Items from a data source

::::

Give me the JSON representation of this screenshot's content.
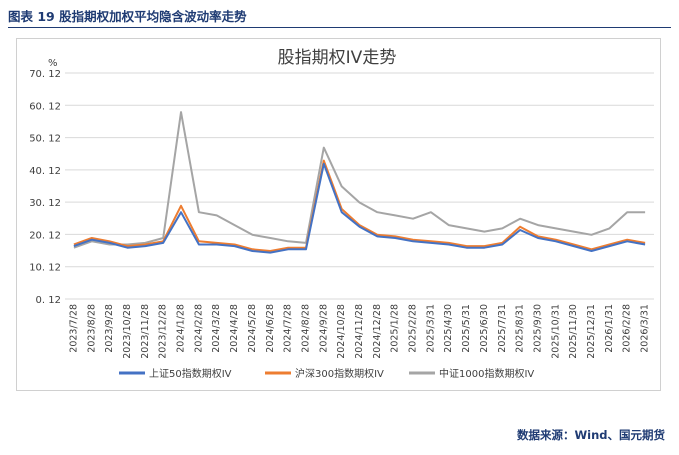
{
  "figure": {
    "caption": "图表 19  股指期权加权平均隐含波动率走势",
    "source": "数据来源：Wind、国元期货"
  },
  "chart_data": {
    "type": "line",
    "title": "股指期权IV走势",
    "ylabel": "%",
    "xlabel": "",
    "ylim": [
      0.12,
      70.12
    ],
    "yticks": [
      0.12,
      10.12,
      20.12,
      30.12,
      40.12,
      50.12,
      60.12,
      70.12
    ],
    "ytick_labels": [
      "0. 12",
      "10. 12",
      "20. 12",
      "30. 12",
      "40. 12",
      "50. 12",
      "60. 12",
      "70. 12"
    ],
    "grid": "horizontal",
    "legend_position": "bottom",
    "x_tick_labels": [
      "2023/7/28",
      "2023/8/28",
      "2023/9/28",
      "2023/10/28",
      "2023/11/28",
      "2023/12/28",
      "2024/1/28",
      "2024/2/28",
      "2024/3/28",
      "2024/4/28",
      "2024/5/28",
      "2024/6/28",
      "2024/7/28",
      "2024/8/28",
      "2024/9/28",
      "2024/10/28",
      "2024/11/28",
      "2024/12/28",
      "2025/1/28",
      "2025/2/28",
      "2025/3/31",
      "2025/4/30",
      "2025/5/31",
      "2025/6/30",
      "2025/7/31",
      "2025/8/31",
      "2025/9/30",
      "2025/10/31",
      "2025/11/30",
      "2025/12/31",
      "2026/1/31",
      "2026/2/28",
      "2026/3/31"
    ],
    "x": [
      "2023/7/28",
      "2023/8/28",
      "2023/9/28",
      "2023/10/28",
      "2023/11/28",
      "2023/12/28",
      "2024/1/28",
      "2024/2/28",
      "2024/3/28",
      "2024/4/28",
      "2024/5/28",
      "2024/6/28",
      "2024/7/28",
      "2024/8/28",
      "2024/9/28",
      "2024/10/28",
      "2024/11/28",
      "2024/12/28",
      "2025/1/28",
      "2025/2/28",
      "2025/3/31",
      "2025/4/30",
      "2025/5/31",
      "2025/6/30",
      "2025/7/31",
      "2025/8/31",
      "2025/9/30",
      "2025/10/31",
      "2025/11/30",
      "2025/12/31",
      "2026/1/31",
      "2026/2/28",
      "2026/3/31"
    ],
    "series": [
      {
        "name": "上证50指数期权IV",
        "color": "#4472c4",
        "values": [
          16.5,
          18.5,
          17.5,
          16.0,
          16.5,
          17.5,
          27.0,
          17.0,
          17.0,
          16.5,
          15.0,
          14.5,
          15.5,
          15.5,
          42.0,
          27.0,
          22.5,
          19.5,
          19.0,
          18.0,
          17.5,
          17.0,
          16.0,
          16.0,
          17.0,
          21.5,
          19.0,
          18.0,
          16.5,
          15.0,
          16.5,
          18.0,
          17.0
        ]
      },
      {
        "name": "沪深300指数期权IV",
        "color": "#ed7d31",
        "values": [
          17.0,
          19.0,
          18.0,
          16.5,
          17.0,
          18.0,
          29.0,
          18.0,
          17.5,
          17.0,
          15.5,
          15.0,
          16.0,
          16.0,
          43.0,
          28.0,
          23.0,
          20.0,
          19.5,
          18.5,
          18.0,
          17.5,
          16.5,
          16.5,
          17.5,
          22.5,
          19.5,
          18.5,
          17.0,
          15.5,
          17.0,
          18.5,
          17.5
        ]
      },
      {
        "name": "中证1000指数期权IV",
        "color": "#a5a5a5",
        "values": [
          16.0,
          18.0,
          17.0,
          17.0,
          17.5,
          19.0,
          58.0,
          27.0,
          26.0,
          23.0,
          20.0,
          19.0,
          18.0,
          17.5,
          47.0,
          35.0,
          30.0,
          27.0,
          26.0,
          25.0,
          27.0,
          23.0,
          22.0,
          21.0,
          22.0,
          25.0,
          23.0,
          22.0,
          21.0,
          20.0,
          22.0,
          27.0,
          27.0
        ]
      }
    ]
  }
}
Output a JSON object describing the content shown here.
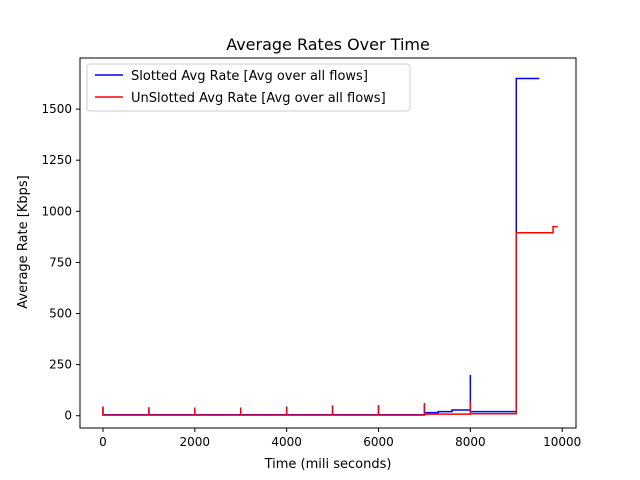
{
  "chart_data": {
    "type": "line",
    "title": "Average Rates Over Time",
    "xlabel": "Time (mili seconds)",
    "ylabel": "Average Rate [Kbps]",
    "xlim": [
      -500,
      10300
    ],
    "ylim": [
      -60,
      1750
    ],
    "x_ticks": [
      0,
      2000,
      4000,
      6000,
      8000,
      10000
    ],
    "y_ticks": [
      0,
      250,
      500,
      750,
      1000,
      1250,
      1500
    ],
    "grid": false,
    "legend_position": "top-left",
    "series": [
      {
        "name": "Slotted Avg Rate [Avg over all flows]",
        "color": "#0000ff",
        "x": [
          0,
          0,
          0,
          1000,
          1000,
          1000,
          2000,
          2000,
          2000,
          3000,
          3000,
          3000,
          4000,
          4000,
          4000,
          5000,
          5000,
          5000,
          6000,
          6000,
          6000,
          7000,
          7000,
          7000,
          7300,
          7300,
          7600,
          7600,
          8000,
          8000,
          8000,
          9000,
          9000,
          9000,
          9500
        ],
        "y": [
          5,
          40,
          5,
          5,
          35,
          5,
          5,
          35,
          5,
          5,
          38,
          5,
          5,
          45,
          5,
          5,
          50,
          5,
          5,
          50,
          5,
          5,
          55,
          15,
          15,
          20,
          20,
          28,
          28,
          200,
          20,
          20,
          650,
          1650,
          1650
        ]
      },
      {
        "name": "UnSlotted Avg Rate [Avg over all flows]",
        "color": "#ff0000",
        "x": [
          0,
          0,
          0,
          1000,
          1000,
          1000,
          2000,
          2000,
          2000,
          3000,
          3000,
          3000,
          4000,
          4000,
          4000,
          5000,
          5000,
          5000,
          6000,
          6000,
          6000,
          7000,
          7000,
          7000,
          8000,
          8000,
          8000,
          9000,
          9000,
          9000,
          9800,
          9800,
          9900
        ],
        "y": [
          3,
          45,
          3,
          3,
          42,
          3,
          3,
          40,
          3,
          3,
          40,
          3,
          3,
          42,
          3,
          3,
          48,
          3,
          3,
          52,
          3,
          3,
          62,
          8,
          8,
          70,
          10,
          10,
          380,
          895,
          895,
          925,
          925
        ]
      }
    ]
  }
}
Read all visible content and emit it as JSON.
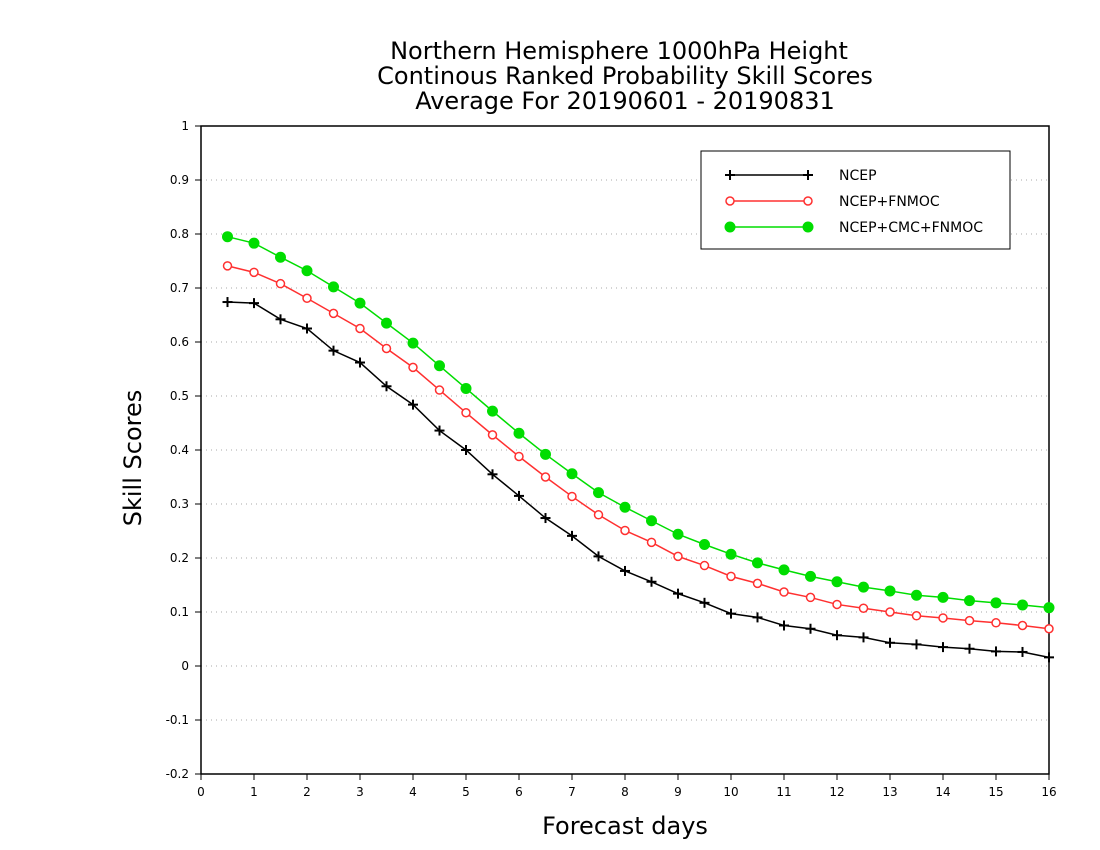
{
  "chart_data": {
    "type": "line",
    "title": [
      "Northern Hemisphere 1000hPa Height",
      "Continous Ranked Probability Skill Scores",
      "Average For 20190601 - 20190831"
    ],
    "xlabel": "Forecast days",
    "ylabel": "Skill Scores",
    "xlim": [
      0,
      16
    ],
    "ylim": [
      -0.2,
      1
    ],
    "xticks": [
      0,
      1,
      2,
      3,
      4,
      5,
      6,
      7,
      8,
      9,
      10,
      11,
      12,
      13,
      14,
      15,
      16
    ],
    "yticks": [
      -0.2,
      -0.1,
      0,
      0.1,
      0.2,
      0.3,
      0.4,
      0.5,
      0.6,
      0.7,
      0.8,
      0.9,
      1
    ],
    "ytick_labels": [
      "-0.2",
      "-0.1",
      "0",
      "0.1",
      "0.2",
      "0.3",
      "0.4",
      "0.5",
      "0.6",
      "0.7",
      "0.8",
      "0.9",
      "1"
    ],
    "grid": "horizontal dotted",
    "legend_position": "top-right",
    "x": [
      0.5,
      1,
      1.5,
      2,
      2.5,
      3,
      3.5,
      4,
      4.5,
      5,
      5.5,
      6,
      6.5,
      7,
      7.5,
      8,
      8.5,
      9,
      9.5,
      10,
      10.5,
      11,
      11.5,
      12,
      12.5,
      13,
      13.5,
      14,
      14.5,
      15,
      15.5,
      16
    ],
    "series": [
      {
        "name": "NCEP",
        "color": "#000000",
        "marker": "plus",
        "values": [
          0.674,
          0.672,
          0.642,
          0.625,
          0.584,
          0.562,
          0.518,
          0.484,
          0.436,
          0.4,
          0.355,
          0.315,
          0.274,
          0.241,
          0.203,
          0.176,
          0.156,
          0.134,
          0.117,
          0.097,
          0.09,
          0.075,
          0.069,
          0.057,
          0.053,
          0.043,
          0.04,
          0.035,
          0.032,
          0.027,
          0.026,
          0.016
        ]
      },
      {
        "name": "NCEP+FNMOC",
        "color": "#ff3030",
        "marker": "open-circle",
        "values": [
          0.741,
          0.729,
          0.708,
          0.681,
          0.653,
          0.625,
          0.588,
          0.553,
          0.511,
          0.469,
          0.428,
          0.388,
          0.35,
          0.314,
          0.28,
          0.251,
          0.229,
          0.203,
          0.186,
          0.166,
          0.153,
          0.137,
          0.127,
          0.114,
          0.107,
          0.1,
          0.093,
          0.089,
          0.084,
          0.08,
          0.075,
          0.069
        ]
      },
      {
        "name": "NCEP+CMC+FNMOC",
        "color": "#00dd00",
        "marker": "filled-circle",
        "values": [
          0.795,
          0.783,
          0.757,
          0.732,
          0.702,
          0.672,
          0.635,
          0.598,
          0.556,
          0.514,
          0.472,
          0.431,
          0.392,
          0.356,
          0.321,
          0.294,
          0.269,
          0.244,
          0.225,
          0.207,
          0.191,
          0.178,
          0.166,
          0.156,
          0.146,
          0.139,
          0.131,
          0.127,
          0.121,
          0.117,
          0.113,
          0.108
        ]
      }
    ]
  }
}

::::

### EXERCISE BRIEF
Only lines that contain the word "grid" are wanted; copy each of them.

### ANSWER
    "grid": "horizontal",
    "grid": false,
    "grid": "horizontal dotted",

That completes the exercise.